INSTRUCTION:
Each line of the data that includes the string "clothes" is to be copied out.

DATA PROVIDED:
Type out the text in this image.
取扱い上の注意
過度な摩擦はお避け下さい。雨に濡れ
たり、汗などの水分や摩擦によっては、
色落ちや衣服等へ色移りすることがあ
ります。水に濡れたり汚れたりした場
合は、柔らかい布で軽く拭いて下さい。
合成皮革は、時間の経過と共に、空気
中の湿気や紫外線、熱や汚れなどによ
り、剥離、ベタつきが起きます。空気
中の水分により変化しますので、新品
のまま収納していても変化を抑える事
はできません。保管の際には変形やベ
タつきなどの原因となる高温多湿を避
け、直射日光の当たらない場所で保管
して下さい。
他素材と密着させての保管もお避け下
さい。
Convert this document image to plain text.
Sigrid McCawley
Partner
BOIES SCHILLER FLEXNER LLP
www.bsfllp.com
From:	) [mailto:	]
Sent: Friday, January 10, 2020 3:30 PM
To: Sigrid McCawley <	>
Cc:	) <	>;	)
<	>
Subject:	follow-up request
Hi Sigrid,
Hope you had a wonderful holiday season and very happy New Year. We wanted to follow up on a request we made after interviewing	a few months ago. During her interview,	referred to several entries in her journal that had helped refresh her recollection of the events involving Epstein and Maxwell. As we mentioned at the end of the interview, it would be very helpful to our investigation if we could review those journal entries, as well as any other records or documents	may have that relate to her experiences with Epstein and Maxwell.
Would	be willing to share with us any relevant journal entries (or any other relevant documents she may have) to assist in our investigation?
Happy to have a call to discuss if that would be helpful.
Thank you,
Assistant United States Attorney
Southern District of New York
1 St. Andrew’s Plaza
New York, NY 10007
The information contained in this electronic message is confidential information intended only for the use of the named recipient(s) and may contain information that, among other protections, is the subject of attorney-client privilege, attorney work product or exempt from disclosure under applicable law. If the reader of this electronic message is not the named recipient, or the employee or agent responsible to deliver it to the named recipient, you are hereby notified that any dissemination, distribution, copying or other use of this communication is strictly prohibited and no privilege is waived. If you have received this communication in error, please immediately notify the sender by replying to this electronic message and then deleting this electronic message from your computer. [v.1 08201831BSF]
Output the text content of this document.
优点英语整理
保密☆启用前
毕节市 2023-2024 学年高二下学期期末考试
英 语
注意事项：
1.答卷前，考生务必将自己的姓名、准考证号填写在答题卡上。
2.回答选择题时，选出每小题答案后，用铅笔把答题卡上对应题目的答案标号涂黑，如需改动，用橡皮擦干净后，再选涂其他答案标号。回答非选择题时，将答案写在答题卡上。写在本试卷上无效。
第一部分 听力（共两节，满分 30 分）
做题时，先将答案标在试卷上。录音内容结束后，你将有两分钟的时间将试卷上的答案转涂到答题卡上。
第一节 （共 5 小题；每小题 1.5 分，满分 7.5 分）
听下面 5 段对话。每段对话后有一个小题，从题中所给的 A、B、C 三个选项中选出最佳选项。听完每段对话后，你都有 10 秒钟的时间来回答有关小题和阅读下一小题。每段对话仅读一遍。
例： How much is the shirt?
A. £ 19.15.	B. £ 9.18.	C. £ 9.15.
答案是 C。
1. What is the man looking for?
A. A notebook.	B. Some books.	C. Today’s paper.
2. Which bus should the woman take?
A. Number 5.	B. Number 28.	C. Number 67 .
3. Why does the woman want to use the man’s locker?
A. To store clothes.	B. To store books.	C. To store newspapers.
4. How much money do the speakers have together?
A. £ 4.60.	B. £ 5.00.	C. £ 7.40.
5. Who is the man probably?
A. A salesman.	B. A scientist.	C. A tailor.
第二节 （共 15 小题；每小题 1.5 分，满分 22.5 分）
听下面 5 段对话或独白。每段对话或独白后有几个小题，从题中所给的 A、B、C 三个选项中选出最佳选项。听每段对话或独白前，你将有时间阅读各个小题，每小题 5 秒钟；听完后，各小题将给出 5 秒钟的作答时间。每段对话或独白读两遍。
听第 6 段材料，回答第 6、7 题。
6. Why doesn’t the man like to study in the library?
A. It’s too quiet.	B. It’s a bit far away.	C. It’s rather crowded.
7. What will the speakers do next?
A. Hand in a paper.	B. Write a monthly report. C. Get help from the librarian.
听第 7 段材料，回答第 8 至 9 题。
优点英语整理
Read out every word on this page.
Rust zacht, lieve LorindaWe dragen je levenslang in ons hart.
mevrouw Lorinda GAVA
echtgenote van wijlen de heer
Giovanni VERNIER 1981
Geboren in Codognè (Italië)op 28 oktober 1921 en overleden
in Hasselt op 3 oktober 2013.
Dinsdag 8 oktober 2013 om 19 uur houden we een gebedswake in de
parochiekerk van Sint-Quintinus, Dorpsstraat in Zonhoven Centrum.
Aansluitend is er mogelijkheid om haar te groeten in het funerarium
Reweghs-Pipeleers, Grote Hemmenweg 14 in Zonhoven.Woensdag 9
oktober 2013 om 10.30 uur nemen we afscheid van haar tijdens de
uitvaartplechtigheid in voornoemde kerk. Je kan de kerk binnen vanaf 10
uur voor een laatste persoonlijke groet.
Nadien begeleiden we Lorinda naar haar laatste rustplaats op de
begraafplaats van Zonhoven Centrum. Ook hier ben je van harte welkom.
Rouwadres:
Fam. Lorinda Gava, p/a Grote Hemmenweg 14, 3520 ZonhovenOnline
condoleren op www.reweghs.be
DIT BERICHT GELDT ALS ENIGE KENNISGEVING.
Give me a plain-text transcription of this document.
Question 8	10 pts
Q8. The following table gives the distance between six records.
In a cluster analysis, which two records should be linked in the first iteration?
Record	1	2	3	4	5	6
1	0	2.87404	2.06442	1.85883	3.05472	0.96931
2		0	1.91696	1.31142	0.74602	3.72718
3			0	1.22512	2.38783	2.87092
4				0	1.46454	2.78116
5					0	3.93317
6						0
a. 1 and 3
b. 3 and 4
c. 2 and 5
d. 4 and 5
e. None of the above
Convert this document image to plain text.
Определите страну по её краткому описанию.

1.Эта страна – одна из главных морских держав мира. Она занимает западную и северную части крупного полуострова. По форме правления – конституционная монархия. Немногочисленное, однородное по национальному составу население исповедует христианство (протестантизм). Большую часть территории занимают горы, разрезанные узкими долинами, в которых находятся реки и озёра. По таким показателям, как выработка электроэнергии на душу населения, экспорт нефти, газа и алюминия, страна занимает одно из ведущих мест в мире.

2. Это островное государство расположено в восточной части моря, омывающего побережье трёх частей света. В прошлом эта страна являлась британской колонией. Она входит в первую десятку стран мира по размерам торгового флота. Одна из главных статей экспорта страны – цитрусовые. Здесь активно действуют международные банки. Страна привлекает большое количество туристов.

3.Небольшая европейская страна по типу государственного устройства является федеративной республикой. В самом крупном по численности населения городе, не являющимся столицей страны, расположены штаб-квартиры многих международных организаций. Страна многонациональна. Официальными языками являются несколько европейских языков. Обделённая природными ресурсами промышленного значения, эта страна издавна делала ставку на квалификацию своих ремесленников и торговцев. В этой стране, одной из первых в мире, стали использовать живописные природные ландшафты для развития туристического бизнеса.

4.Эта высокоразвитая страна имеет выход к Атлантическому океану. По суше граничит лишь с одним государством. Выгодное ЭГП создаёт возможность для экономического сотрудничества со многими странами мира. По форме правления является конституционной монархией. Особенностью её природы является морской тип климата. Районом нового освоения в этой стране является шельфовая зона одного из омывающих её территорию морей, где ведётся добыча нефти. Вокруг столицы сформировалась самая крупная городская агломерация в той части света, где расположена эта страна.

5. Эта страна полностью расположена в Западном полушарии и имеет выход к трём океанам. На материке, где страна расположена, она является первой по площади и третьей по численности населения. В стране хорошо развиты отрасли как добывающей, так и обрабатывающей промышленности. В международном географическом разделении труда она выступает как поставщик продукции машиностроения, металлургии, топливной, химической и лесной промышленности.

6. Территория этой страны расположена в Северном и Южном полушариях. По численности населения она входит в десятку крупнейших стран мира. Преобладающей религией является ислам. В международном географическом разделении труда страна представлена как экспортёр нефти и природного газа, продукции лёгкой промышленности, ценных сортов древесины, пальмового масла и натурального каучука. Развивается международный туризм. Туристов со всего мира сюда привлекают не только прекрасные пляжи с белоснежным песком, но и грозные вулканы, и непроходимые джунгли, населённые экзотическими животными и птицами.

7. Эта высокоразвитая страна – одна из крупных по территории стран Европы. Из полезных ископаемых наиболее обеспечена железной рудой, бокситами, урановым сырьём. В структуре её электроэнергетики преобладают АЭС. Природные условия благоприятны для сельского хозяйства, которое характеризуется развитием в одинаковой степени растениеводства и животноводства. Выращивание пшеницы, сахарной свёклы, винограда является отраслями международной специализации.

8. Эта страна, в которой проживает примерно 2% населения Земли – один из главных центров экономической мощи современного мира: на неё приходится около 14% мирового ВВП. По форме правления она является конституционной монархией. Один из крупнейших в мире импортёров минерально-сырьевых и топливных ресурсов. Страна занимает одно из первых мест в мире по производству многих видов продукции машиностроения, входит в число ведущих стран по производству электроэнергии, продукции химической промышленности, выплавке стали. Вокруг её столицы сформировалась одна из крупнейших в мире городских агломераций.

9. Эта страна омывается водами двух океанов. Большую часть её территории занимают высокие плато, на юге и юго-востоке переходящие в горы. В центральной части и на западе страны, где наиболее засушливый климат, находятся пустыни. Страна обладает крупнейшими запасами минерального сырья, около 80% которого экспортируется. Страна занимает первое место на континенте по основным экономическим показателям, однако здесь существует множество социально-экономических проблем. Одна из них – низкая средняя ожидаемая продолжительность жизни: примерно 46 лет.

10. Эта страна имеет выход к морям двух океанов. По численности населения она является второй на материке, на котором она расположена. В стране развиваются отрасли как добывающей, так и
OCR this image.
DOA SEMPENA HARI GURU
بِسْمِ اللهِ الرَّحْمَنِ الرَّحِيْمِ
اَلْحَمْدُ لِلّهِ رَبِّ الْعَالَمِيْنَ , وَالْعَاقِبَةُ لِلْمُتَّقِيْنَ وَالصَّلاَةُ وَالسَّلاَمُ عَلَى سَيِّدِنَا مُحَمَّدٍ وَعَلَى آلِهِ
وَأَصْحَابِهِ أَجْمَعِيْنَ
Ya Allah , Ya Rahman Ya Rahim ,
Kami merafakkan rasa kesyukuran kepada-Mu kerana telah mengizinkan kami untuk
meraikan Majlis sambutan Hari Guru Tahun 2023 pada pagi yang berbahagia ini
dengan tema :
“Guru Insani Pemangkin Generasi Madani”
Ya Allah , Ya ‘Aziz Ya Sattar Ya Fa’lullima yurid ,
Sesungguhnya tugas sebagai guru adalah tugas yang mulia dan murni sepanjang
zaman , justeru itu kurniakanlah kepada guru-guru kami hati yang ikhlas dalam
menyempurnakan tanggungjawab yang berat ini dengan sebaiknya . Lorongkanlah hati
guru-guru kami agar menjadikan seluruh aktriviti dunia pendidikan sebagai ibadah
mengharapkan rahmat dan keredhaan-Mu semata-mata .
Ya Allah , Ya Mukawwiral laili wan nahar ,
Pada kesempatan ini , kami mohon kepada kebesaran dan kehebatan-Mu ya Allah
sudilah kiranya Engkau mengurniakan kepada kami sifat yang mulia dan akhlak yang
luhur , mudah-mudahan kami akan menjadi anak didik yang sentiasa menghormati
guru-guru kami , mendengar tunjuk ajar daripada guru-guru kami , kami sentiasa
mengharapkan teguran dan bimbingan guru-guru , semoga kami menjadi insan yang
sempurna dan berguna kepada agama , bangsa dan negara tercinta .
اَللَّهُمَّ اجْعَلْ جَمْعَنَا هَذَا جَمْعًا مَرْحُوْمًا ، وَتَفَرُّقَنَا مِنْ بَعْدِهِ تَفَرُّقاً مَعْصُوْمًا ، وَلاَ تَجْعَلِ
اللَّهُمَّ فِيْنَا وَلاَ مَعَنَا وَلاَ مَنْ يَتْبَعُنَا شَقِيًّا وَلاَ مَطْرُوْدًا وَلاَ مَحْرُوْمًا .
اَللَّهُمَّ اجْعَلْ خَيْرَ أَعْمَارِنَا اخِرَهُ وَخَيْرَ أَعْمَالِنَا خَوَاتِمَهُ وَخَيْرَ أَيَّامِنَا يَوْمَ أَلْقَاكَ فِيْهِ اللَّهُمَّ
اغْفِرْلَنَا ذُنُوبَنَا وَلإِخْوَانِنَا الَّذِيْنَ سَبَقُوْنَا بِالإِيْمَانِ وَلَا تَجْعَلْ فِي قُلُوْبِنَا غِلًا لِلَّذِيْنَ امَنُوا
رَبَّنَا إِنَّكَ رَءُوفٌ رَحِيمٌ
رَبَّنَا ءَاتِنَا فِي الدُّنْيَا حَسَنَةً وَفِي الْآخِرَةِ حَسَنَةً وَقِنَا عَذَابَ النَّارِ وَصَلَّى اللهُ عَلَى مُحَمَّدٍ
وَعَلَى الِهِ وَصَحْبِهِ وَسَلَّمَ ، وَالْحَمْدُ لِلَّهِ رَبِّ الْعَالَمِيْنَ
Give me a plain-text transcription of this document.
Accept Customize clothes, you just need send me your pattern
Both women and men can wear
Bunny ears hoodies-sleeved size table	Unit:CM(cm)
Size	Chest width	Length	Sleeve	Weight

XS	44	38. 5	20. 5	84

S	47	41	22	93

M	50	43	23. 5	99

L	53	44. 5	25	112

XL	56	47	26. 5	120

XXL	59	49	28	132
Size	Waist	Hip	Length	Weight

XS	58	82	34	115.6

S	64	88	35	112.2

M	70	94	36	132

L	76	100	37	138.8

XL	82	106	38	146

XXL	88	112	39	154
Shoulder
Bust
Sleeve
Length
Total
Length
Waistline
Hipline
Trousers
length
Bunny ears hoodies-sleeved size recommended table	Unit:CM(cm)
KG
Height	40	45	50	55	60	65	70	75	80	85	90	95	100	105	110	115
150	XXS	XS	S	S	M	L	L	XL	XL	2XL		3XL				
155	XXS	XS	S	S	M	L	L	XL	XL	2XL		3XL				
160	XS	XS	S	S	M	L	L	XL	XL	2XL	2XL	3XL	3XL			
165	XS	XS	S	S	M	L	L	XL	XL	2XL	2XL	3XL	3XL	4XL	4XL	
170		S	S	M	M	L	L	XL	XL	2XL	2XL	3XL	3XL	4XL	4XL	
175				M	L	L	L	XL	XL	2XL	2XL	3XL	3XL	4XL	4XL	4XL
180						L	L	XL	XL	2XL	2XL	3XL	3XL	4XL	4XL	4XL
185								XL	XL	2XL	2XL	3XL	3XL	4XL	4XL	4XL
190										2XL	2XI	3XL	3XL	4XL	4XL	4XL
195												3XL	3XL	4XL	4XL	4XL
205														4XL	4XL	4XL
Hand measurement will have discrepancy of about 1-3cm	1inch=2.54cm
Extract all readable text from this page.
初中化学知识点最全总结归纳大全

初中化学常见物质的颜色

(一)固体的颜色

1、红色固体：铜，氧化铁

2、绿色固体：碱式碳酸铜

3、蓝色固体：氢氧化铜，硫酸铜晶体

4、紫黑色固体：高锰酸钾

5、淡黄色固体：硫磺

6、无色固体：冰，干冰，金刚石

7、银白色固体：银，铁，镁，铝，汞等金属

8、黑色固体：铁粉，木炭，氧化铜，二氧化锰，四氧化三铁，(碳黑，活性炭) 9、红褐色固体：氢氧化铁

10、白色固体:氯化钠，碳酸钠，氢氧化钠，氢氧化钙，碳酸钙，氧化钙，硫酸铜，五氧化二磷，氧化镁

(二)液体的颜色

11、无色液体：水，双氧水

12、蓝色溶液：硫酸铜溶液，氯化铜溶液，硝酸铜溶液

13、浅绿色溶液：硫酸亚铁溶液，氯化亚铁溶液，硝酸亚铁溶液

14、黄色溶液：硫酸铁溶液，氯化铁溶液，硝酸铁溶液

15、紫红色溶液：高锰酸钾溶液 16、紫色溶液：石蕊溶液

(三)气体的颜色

FINISHED ANSWER:
A. To store clothes.	B. To store books.	C. To store newspapers.
Accept Customize clothes, you just need send me your pattern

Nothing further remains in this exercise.